4. The Company agrees to indemnify, defend and hold harmless the Investor, its directors and officers, and each person, if any, who controls the Investor and the successors and assigns of all of the foregoing persons, from and against any loss, damage, claim or liability, to which, jointly or severally, the Investor or any such person may become subject, insofar as such loss, damage, claim or liability arises out of or is based upon: (i) this Agreement, (ii) the breach of any covenant, agreement or representation or warranty of the Company under this Agreement, (iii) any untrue statement of a material fact contained in the Fifth Amendment Registration Statement, or any amendments thereto or the omission to state a material fact required to be stated therein or necessary to make the statements therein not misleading; or (iv) any untrue statement of a material fact contained in the Fifth Amendment Prospectus or the omission to state therein a material fact required to be stated therein or necessary to make the statements made therein, in light of the circumstances under which they were made, not misleading.
5. Notwithstanding any investigation made by any party to this Agreement, all covenants, agreements, representations and warranties made by the Company and the Investor herein will survive the Closing Date.
6. All notices, requests, consents and other communications hereunder will be in writing, will be mailed by nationally recognized overnight express courier, postage prepaid, or delivered by facsimile, and will be deemed given (i) if delivered by nationally recognized overnight carrier, one business day after so mailed and (ii) if delivered by facsimile, upon electric confirmation of receipt and will be delivered and addressed as follows:
(a) if to the Company, to:
Cadiz Inc.
550 South Hope Street, Suite 2850
Los Angeles, California 90071
Attention: Chief Financial Officer
Facsimile No.: 213 ###-###-####
(b) with copies to:
Mitchell Silberberg & Knupp LLP
11377 West Olympic Boulevard
Los Angeles, California 90064
Attention: Kevin Friedmann
Facsimile No.: 310 ###-###-####
(c) if to the Investor, to:
Milfam II L.P.
3300 S. Dixie Highway, Suite 1-365
West Palm Beach, FL 33405
Attention: Eric Fangmann
Facsimile No.: (619) 923-2908
Telephone No.: (561) 287-5399
Email: ***@***
(d) with copies to:
O’Melveny & Myers LLP
400 South Hope Street
Los Angeles, CA 90071
Attention: Steve Warren
Facsimile No.: (213) 430-6407
Telephone No.: (213) 430-7875
7. This Agreement may not be modified or amended except pursuant to an instrument in writing signed by the Company and the Investor.
8. The headings of the various sections of this Agreement have been inserted for convenience of reference only and will not be deemed to be part of this Agreement.
9. In case any provision contained in this Agreement should be invalid, illegal or unenforceable in any respect, the validity, legality and enforceability of the remaining provisions contained herein will not in any way be affected or impaired thereby.
10. This Agreement will be governed by, and construed in accordance with, the internal laws of the State of New York.
____
■ EXERCISE OBJECTIVE
Write out the agreement text between "550 South Hope" and "Milfam II L.P.", inclusive. The material after the agreement text comes from an unrelated source.
____
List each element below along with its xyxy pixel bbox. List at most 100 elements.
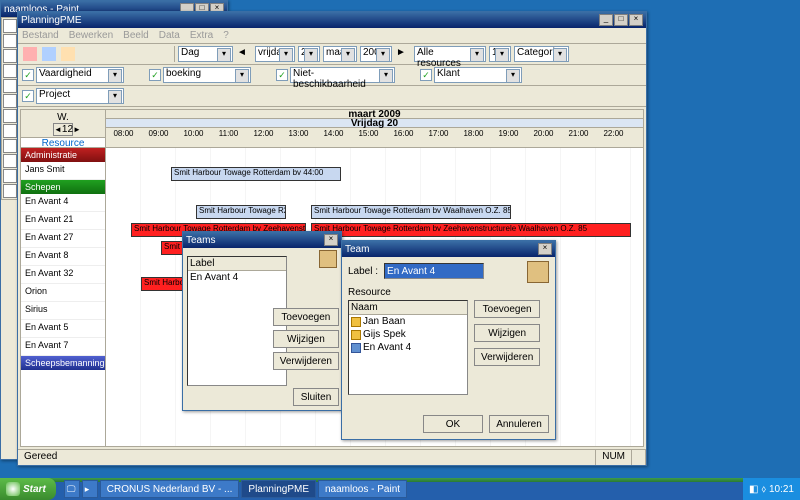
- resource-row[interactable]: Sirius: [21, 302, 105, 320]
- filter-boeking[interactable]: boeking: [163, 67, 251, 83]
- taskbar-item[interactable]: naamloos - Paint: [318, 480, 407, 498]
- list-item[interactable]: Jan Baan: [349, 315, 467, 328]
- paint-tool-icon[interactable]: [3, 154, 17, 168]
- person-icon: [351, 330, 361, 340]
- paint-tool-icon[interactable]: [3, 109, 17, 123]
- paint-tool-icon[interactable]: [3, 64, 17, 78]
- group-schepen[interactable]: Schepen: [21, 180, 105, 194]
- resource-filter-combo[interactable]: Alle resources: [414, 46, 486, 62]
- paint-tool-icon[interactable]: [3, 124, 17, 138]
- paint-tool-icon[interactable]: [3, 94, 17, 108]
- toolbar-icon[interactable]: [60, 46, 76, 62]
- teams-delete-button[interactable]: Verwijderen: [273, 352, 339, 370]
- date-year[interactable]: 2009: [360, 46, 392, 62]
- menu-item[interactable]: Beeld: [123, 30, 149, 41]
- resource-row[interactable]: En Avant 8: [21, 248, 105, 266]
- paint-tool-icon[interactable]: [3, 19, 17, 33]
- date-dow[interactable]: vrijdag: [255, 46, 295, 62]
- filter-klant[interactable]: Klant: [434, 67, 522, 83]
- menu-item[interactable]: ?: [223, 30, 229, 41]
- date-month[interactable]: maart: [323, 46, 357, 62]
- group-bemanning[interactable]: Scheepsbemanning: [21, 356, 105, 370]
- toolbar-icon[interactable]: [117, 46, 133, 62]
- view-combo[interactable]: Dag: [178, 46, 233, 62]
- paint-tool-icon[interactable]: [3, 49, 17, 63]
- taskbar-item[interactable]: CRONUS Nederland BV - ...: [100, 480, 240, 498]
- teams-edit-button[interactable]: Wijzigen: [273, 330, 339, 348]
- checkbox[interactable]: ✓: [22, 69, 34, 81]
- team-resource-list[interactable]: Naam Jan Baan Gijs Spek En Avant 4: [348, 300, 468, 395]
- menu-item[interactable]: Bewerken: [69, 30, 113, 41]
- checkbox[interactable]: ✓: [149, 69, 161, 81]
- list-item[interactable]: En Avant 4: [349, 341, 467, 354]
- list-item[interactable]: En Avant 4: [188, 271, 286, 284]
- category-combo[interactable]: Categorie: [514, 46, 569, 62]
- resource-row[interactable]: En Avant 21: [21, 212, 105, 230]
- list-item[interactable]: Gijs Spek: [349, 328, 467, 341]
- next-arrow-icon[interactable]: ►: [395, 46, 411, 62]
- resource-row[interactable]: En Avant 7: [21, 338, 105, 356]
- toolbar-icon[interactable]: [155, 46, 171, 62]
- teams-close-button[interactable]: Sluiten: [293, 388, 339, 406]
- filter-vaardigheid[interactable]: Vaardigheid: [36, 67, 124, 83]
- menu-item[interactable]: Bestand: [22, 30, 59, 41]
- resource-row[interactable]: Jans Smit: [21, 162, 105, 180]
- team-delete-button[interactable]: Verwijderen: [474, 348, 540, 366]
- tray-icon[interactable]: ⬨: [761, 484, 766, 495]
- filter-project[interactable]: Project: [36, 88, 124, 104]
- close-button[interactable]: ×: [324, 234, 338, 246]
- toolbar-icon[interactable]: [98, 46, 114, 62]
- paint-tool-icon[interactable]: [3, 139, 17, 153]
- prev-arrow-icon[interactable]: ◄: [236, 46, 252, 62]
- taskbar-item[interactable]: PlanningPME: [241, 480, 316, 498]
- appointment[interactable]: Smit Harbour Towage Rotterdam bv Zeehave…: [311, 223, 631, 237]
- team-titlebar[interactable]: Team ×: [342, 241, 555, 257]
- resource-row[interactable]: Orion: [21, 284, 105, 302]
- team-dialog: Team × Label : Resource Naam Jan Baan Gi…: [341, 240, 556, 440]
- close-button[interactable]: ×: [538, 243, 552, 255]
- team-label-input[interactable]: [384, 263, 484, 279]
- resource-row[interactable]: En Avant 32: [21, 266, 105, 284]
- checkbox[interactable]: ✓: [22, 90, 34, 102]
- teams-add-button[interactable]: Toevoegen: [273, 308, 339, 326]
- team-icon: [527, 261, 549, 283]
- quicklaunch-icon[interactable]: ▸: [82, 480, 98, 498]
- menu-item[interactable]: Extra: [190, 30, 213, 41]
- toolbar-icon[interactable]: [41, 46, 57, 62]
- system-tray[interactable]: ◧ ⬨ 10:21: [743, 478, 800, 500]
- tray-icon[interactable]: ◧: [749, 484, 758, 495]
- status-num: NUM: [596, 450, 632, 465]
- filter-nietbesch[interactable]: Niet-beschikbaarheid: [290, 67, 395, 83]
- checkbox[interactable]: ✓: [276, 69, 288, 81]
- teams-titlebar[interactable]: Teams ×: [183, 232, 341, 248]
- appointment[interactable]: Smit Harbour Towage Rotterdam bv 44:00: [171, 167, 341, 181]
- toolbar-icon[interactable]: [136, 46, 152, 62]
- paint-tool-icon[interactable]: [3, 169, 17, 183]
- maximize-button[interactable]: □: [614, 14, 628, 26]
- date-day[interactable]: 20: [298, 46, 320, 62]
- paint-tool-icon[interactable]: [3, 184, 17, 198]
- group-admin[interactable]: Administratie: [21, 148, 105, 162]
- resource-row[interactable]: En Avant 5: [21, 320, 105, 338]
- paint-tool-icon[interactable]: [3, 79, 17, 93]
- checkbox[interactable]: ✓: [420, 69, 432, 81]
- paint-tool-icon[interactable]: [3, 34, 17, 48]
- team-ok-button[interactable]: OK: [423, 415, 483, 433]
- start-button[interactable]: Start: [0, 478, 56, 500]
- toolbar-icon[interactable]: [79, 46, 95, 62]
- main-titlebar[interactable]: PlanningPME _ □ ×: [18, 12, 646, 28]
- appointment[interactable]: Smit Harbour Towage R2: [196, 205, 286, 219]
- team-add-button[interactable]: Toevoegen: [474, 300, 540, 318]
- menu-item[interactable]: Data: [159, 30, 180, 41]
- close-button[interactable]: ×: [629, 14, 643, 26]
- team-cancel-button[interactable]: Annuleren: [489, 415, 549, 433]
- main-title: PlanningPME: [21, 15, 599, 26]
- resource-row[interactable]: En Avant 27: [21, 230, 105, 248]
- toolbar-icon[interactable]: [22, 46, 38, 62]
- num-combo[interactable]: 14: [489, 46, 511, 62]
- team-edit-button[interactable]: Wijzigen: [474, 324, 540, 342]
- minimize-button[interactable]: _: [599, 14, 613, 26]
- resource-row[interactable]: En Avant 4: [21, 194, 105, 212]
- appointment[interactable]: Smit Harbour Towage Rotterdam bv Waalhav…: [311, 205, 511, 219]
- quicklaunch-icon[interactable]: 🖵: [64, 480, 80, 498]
____
■ RESULT FOR THIS EXERCISE
550 South Hope Street, Suite 2850
Los Angeles, California 90071
Attention: Chief Financial Officer
Facsimile No.: 213 ###-###-####
(b) with copies to:
Mitchell Silberberg & Knupp LLP
11377 West Olympic Boulevard
Los Angeles, California 90064
Attention: Kevin Friedmann
Facsimile No.: 310 ###-###-####
(c) if to the Investor, to:
Milfam II L.P.